## YOUR INSTRUCTIONS
Output the entries below exactly as written, omitting pictures.

## SUPPLIED DATA
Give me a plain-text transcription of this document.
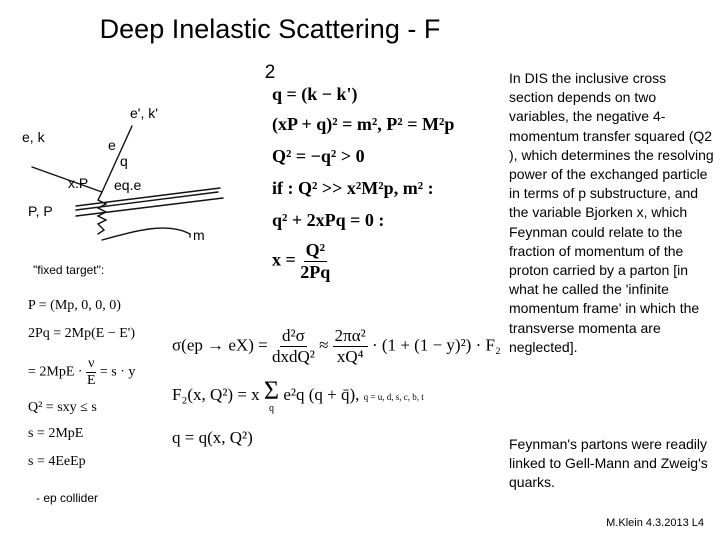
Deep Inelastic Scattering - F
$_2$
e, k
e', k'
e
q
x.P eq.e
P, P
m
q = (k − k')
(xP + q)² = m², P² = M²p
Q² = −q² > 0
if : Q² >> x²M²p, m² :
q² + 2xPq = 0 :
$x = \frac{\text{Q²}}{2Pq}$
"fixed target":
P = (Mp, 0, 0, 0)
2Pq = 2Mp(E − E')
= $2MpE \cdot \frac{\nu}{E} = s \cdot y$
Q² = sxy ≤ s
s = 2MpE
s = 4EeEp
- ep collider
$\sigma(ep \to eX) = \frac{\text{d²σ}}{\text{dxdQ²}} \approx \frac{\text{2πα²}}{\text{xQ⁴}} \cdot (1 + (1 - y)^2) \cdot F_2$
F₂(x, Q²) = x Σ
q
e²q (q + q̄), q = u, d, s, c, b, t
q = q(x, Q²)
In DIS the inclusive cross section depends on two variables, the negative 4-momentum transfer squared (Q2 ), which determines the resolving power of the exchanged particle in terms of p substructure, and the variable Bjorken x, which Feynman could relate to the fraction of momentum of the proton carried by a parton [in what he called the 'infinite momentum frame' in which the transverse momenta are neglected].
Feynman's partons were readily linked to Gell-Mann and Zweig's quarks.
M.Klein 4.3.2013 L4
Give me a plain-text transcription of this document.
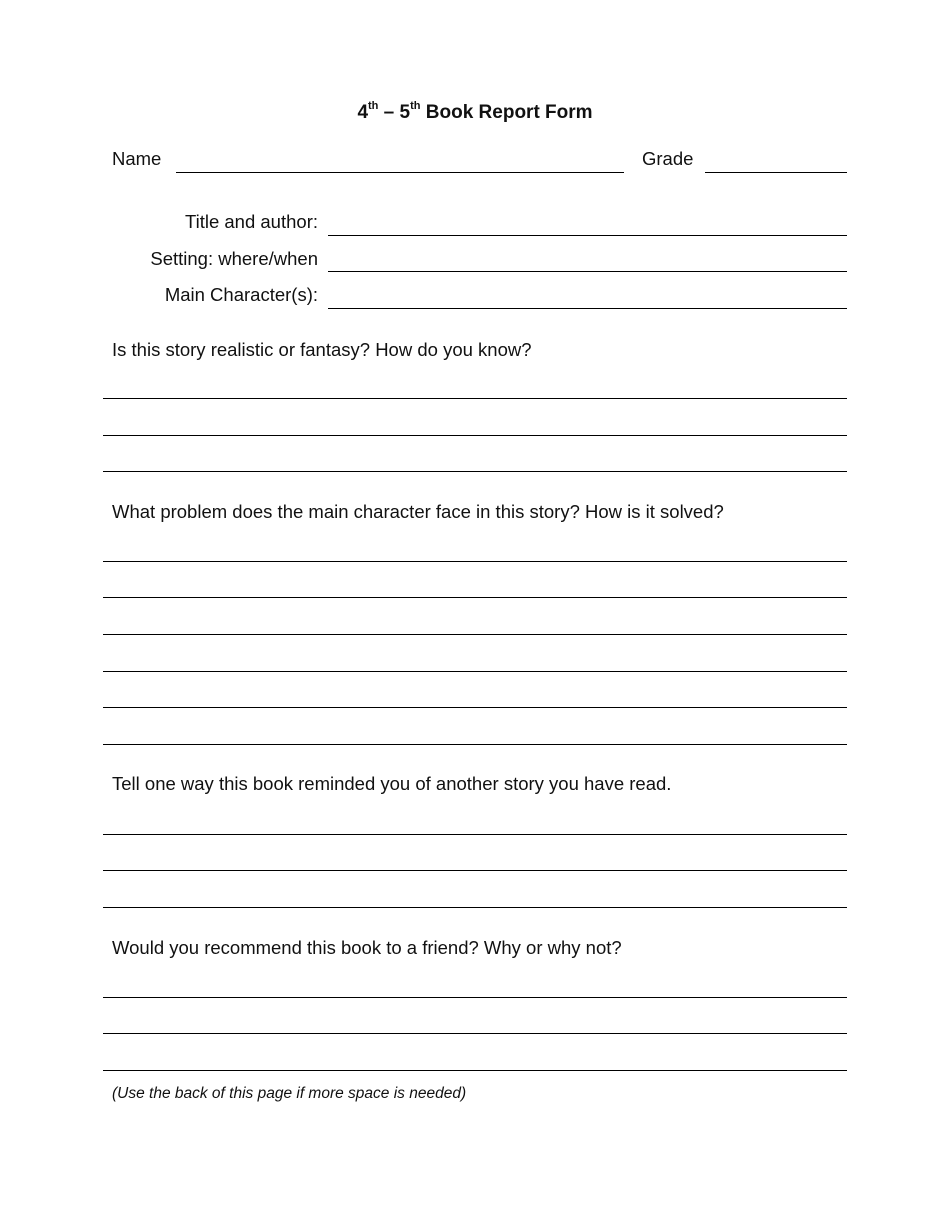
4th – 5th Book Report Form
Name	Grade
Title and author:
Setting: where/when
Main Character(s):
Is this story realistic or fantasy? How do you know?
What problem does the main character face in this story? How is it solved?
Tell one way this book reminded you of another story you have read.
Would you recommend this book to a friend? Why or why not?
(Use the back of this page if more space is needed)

## THE OUTPUT
Give me a plain-text transcription of this document.
Deep Inelastic Scattering - F
$_2$
e, k
e', k'
e
q
x.P eq.e
P, P
m
q = (k − k')
(xP + q)² = m², P² = M²p
Q² = −q² > 0
if : Q² >> x²M²p, m² :
q² + 2xPq = 0 :
$x = \frac{\text{Q²}}{2Pq}$
"fixed target":
P = (Mp, 0, 0, 0)
2Pq = 2Mp(E − E')
= $2MpE \cdot \frac{\nu}{E} = s \cdot y$
Q² = sxy ≤ s
s = 2MpE
s = 4EeEp
- ep collider
$\sigma(ep \to eX) = \frac{\text{d²σ}}{\text{dxdQ²}} \approx \frac{\text{2πα²}}{\text{xQ⁴}} \cdot (1 + (1 - y)^2) \cdot F_2$
F₂(x, Q²) = x Σ
q
e²q (q + q̄), q = u, d, s, c, b, t
q = q(x, Q²)
In DIS the inclusive cross section depends on two variables, the negative 4-momentum transfer squared (Q2 ), which determines the resolving power of the exchanged particle in terms of p substructure, and the variable Bjorken x, which Feynman could relate to the fraction of momentum of the proton carried by a parton [in what he called the 'infinite momentum frame' in which the transverse momenta are neglected].
Feynman's partons were readily linked to Gell-Mann and Zweig's quarks.
M.Klein 4.3.2013 L4
Give me a plain-text transcription of this document.
4th – 5th Book Report Form
Name	Grade
Title and author:
Setting: where/when
Main Character(s):
Is this story realistic or fantasy? How do you know?
What problem does the main character face in this story? How is it solved?
Tell one way this book reminded you of another story you have read.
Would you recommend this book to a friend? Why or why not?
(Use the back of this page if more space is needed)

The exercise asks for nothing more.